(Requirement):
Copy all lines in which the word "value" can be found.

(Records for the exercise):
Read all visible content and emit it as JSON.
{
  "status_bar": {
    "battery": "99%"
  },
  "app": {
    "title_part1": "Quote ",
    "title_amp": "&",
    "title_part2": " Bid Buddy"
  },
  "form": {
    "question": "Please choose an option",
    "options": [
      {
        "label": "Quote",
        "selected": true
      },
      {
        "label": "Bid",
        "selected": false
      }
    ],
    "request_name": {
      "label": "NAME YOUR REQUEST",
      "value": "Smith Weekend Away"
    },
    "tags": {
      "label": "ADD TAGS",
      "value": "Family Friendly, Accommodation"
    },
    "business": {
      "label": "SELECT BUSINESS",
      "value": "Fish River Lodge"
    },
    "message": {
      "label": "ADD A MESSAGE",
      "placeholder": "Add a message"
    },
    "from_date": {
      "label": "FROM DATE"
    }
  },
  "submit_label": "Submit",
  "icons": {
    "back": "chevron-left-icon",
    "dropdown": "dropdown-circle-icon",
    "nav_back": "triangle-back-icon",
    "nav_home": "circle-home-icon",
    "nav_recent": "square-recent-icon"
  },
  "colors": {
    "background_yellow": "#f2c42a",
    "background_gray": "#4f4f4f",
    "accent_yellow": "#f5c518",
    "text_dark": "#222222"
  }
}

(Final answer):
      "value": "Smith Weekend Away"
      "value": "Family Friendly, Accommodation"
      "value": "Fish River Lodge"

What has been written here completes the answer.